### Text provided
..............................

Chief Justice of the Oklahoma Supreme Court
- In office 2011–2013
- Preceded by: James E. Edmondson
- Succeeded by: Tom Colbert

Justice of the Oklahoma Supreme Court
- In office September 24, 2004 – December 31, 2016
- Appointed by: Brad Henry
- Preceded by: Ralph B. Hodges
- Succeeded by: Patrick Wyrick

District Court Judge of Pittsburg County, Oklahoma
- In office 1984–2004

Mayor of McAlester, Oklahoma
- In office 1982–1984

Personal details
- Born: June 7, 1949 (age 76) Henryetta, Oklahoma, U.S.
- Spouse: Mary Taylor
- Children: 1 son
- Alma mater: Oklahoma State University (B.A., 1971) University of Oklahoma College of Law (J.D., 1974)
- Profession: Attorney, Judge

Military service
- Branch/service: United States Marine Corps
- Years of service: 1970-1978
- Rank: Major

= Steven W. Taylor =

American judge

Steven W. Taylor (born June 7, 1949) is a former Chief Justice of the Oklahoma Supreme Court. He is a former mayor of McAlester, Oklahoma. As a state district court judge, Taylor was the presiding judge in the state trial of the Oklahoma City bombing.

..............................

### Raw data
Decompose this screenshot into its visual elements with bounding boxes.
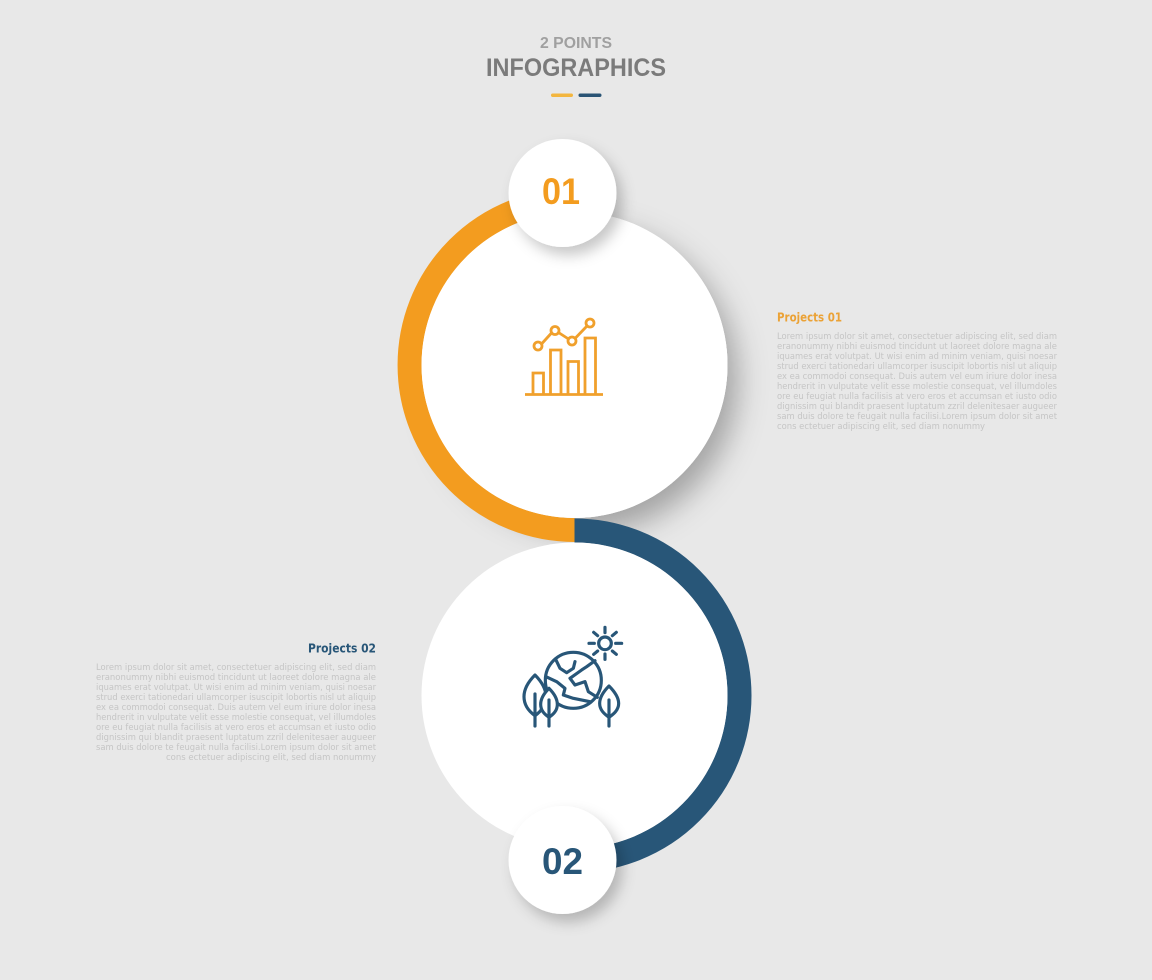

..............................

### Given instruction
State whether each of the following statements agrees with the text on Steven W. Taylor, answering yes or no and quoting the exact words of the text that decide it. 1. Brad Henry appointed Taylor to the Oklahoma Supreme Court. 2. Taylor served in the United States Army. 3. Patrick Wyrick succeeded Taylor as Chief Justice of the Oklahoma Supreme Court.

### Response to this exercise
1. Yes: "Appointed by: Brad Henry"
2. No: "Branch/service: United States Marine Corps"
3. No: "Succeeded by: Tom Colbert"